◆ **Material for the task**:
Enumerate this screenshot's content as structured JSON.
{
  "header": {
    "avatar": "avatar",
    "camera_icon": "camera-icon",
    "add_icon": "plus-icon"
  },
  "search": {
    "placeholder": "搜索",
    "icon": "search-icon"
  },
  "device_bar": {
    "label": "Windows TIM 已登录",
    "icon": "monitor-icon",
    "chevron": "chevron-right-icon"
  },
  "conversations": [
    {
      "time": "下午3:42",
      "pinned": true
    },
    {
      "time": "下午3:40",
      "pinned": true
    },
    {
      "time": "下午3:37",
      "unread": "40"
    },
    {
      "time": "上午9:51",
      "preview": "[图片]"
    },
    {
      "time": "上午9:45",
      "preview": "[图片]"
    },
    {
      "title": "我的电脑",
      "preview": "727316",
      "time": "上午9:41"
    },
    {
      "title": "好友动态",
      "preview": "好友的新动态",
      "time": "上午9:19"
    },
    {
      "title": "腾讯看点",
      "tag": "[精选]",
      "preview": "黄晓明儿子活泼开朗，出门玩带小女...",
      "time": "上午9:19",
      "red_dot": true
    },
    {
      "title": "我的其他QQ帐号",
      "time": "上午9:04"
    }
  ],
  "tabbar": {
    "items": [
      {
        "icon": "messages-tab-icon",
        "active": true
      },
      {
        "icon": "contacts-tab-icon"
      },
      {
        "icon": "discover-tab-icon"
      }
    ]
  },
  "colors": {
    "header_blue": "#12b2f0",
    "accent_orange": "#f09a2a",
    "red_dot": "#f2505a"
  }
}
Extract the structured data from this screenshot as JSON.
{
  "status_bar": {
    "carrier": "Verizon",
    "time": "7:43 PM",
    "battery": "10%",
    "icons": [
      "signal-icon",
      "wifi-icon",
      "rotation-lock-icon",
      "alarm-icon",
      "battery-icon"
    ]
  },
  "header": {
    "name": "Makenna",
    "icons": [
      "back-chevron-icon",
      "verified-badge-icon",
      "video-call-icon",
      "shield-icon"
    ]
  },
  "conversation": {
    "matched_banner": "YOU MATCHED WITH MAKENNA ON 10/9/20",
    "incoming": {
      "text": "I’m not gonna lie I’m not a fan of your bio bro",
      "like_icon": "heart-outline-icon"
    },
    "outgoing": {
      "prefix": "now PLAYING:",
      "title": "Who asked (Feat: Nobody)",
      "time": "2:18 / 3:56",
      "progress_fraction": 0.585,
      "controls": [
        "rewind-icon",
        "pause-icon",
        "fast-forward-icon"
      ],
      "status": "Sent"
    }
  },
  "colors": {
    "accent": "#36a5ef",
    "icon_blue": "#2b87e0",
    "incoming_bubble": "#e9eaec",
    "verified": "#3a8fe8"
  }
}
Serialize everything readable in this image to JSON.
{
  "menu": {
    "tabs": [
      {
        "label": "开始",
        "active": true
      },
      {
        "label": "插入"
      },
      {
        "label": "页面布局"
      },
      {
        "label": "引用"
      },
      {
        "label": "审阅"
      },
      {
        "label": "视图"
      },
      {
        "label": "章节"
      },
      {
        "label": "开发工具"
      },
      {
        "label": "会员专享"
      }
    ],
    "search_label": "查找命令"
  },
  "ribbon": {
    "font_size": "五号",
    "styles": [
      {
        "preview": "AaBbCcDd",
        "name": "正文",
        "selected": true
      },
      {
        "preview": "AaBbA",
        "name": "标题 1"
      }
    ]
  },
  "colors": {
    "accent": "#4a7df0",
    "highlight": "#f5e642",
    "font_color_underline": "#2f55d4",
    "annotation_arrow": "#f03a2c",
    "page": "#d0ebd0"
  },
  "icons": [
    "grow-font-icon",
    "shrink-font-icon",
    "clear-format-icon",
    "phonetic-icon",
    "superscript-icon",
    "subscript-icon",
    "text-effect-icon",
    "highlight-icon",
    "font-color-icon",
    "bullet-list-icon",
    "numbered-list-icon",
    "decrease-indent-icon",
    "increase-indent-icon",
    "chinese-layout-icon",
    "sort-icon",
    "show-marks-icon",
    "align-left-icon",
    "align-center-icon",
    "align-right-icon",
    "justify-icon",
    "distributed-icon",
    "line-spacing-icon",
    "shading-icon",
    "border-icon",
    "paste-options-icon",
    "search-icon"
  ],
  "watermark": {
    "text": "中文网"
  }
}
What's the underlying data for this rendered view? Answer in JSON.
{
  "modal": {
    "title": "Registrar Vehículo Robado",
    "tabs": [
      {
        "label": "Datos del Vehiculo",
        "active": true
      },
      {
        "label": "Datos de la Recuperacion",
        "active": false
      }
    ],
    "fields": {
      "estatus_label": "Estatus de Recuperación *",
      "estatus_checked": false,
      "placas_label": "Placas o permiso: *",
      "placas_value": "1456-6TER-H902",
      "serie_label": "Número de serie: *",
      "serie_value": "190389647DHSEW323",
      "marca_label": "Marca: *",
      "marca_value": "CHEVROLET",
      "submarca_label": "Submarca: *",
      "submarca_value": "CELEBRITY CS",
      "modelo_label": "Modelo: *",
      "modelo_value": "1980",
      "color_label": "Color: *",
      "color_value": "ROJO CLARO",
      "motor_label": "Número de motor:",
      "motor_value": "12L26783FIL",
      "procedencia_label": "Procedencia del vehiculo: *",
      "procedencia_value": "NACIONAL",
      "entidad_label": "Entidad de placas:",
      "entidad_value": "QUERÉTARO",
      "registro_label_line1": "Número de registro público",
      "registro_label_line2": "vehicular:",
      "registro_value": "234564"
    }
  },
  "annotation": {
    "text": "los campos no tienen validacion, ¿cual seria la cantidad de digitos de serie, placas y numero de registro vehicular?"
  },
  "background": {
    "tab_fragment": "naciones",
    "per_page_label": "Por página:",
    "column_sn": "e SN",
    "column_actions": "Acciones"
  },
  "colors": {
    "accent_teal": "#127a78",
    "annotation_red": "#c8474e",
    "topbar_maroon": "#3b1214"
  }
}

◆ **What to work on**:
Write the material out exactly, with nothing left out.

◆ **Answer to the exercise**:
Enumerate this screenshot's content as structured JSON.
{
  "header": {
    "avatar": "avatar",
    "camera_icon": "camera-icon",
    "add_icon": "plus-icon"
  },
  "search": {
    "placeholder": "搜索",
    "icon": "search-icon"
  },
  "device_bar": {
    "label": "Windows TIM 已登录",
    "icon": "monitor-icon",
    "chevron": "chevron-right-icon"
  },
  "conversations": [
    {
      "time": "下午3:42",
      "pinned": true
    },
    {
      "time": "下午3:40",
      "pinned": true
    },
    {
      "time": "下午3:37",
      "unread": "40"
    },
    {
      "time": "上午9:51",
      "preview": "[图片]"
    },
    {
      "time": "上午9:45",
      "preview": "[图片]"
    },
    {
      "title": "我的电脑",
      "preview": "727316",
      "time": "上午9:41"
    },
    {
      "title": "好友动态",
      "preview": "好友的新动态",
      "time": "上午9:19"
    },
    {
      "title": "腾讯看点",
      "tag": "[精选]",
      "preview": "黄晓明儿子活泼开朗，出门玩带小女...",
      "time": "上午9:19",
      "red_dot": true
    },
    {
      "title": "我的其他QQ帐号",
      "time": "上午9:04"
    }
  ],
  "tabbar": {
    "items": [
      {
        "icon": "messages-tab-icon",
        "active": true
      },
      {
        "icon": "contacts-tab-icon"
      },
      {
        "icon": "discover-tab-icon"
      }
    ]
  },
  "colors": {
    "header_blue": "#12b2f0",
    "accent_orange": "#f09a2a",
    "red_dot": "#f2505a"
  }
}
Extract the structured data from this screenshot as JSON.
{
  "status_bar": {
    "carrier": "Verizon",
    "time": "7:43 PM",
    "battery": "10%",
    "icons": [
      "signal-icon",
      "wifi-icon",
      "rotation-lock-icon",
      "alarm-icon",
      "battery-icon"
    ]
  },
  "header": {
    "name": "Makenna",
    "icons": [
      "back-chevron-icon",
      "verified-badge-icon",
      "video-call-icon",
      "shield-icon"
    ]
  },
  "conversation": {
    "matched_banner": "YOU MATCHED WITH MAKENNA ON 10/9/20",
    "incoming": {
      "text": "I’m not gonna lie I’m not a fan of your bio bro",
      "like_icon": "heart-outline-icon"
    },
    "outgoing": {
      "prefix": "now PLAYING:",
      "title": "Who asked (Feat: Nobody)",
      "time": "2:18 / 3:56",
      "progress_fraction": 0.585,
      "controls": [
        "rewind-icon",
        "pause-icon",
        "fast-forward-icon"
      ],
      "status": "Sent"
    }
  },
  "colors": {
    "accent": "#36a5ef",
    "icon_blue": "#2b87e0",
    "incoming_bubble": "#e9eaec",
    "verified": "#3a8fe8"
  }
}
Serialize everything readable in this image to JSON.
{
  "menu": {
    "tabs": [
      {
        "label": "开始",
        "active": true
      },
      {
        "label": "插入"
      },
      {
        "label": "页面布局"
      },
      {
        "label": "引用"
      },
      {
        "label": "审阅"
      },
      {
        "label": "视图"
      },
      {
        "label": "章节"
      },
      {
        "label": "开发工具"
      },
      {
        "label": "会员专享"
      }
    ],
    "search_label": "查找命令"
  },
  "ribbon": {
    "font_size": "五号",
    "styles": [
      {
        "preview": "AaBbCcDd",
        "name": "正文",
        "selected": true
      },
      {
        "preview": "AaBbA",
        "name": "标题 1"
      }
    ]
  },
  "colors": {
    "accent": "#4a7df0",
    "highlight": "#f5e642",
    "font_color_underline": "#2f55d4",
    "annotation_arrow": "#f03a2c",
    "page": "#d0ebd0"
  },
  "icons": [
    "grow-font-icon",
    "shrink-font-icon",
    "clear-format-icon",
    "phonetic-icon",
    "superscript-icon",
    "subscript-icon",
    "text-effect-icon",
    "highlight-icon",
    "font-color-icon",
    "bullet-list-icon",
    "numbered-list-icon",
    "decrease-indent-icon",
    "increase-indent-icon",
    "chinese-layout-icon",
    "sort-icon",
    "show-marks-icon",
    "align-left-icon",
    "align-center-icon",
    "align-right-icon",
    "justify-icon",
    "distributed-icon",
    "line-spacing-icon",
    "shading-icon",
    "border-icon",
    "paste-options-icon",
    "search-icon"
  ],
  "watermark": {
    "text": "中文网"
  }
}
What's the underlying data for this rendered view? Answer in JSON.
{
  "modal": {
    "title": "Registrar Vehículo Robado",
    "tabs": [
      {
        "label": "Datos del Vehiculo",
        "active": true
      },
      {
        "label": "Datos de la Recuperacion",
        "active": false
      }
    ],
    "fields": {
      "estatus_label": "Estatus de Recuperación *",
      "estatus_checked": false,
      "placas_label": "Placas o permiso: *",
      "placas_value": "1456-6TER-H902",
      "serie_label": "Número de serie: *",
      "serie_value": "190389647DHSEW323",
      "marca_label": "Marca: *",
      "marca_value": "CHEVROLET",
      "submarca_label": "Submarca: *",
      "submarca_value": "CELEBRITY CS",
      "modelo_label": "Modelo: *",
      "modelo_value": "1980",
      "color_label": "Color: *",
      "color_value": "ROJO CLARO",
      "motor_label": "Número de motor:",
      "motor_value": "12L26783FIL",
      "procedencia_label": "Procedencia del vehiculo: *",
      "procedencia_value": "NACIONAL",
      "entidad_label": "Entidad de placas:",
      "entidad_value": "QUERÉTARO",
      "registro_label_line1": "Número de registro público",
      "registro_label_line2": "vehicular:",
      "registro_value": "234564"
    }
  },
  "annotation": {
    "text": "los campos no tienen validacion, ¿cual seria la cantidad de digitos de serie, placas y numero de registro vehicular?"
  },
  "background": {
    "tab_fragment": "naciones",
    "per_page_label": "Por página:",
    "column_sn": "e SN",
    "column_actions": "Acciones"
  },
  "colors": {
    "accent_teal": "#127a78",
    "annotation_red": "#c8474e",
    "topbar_maroon": "#3b1214"
  }
}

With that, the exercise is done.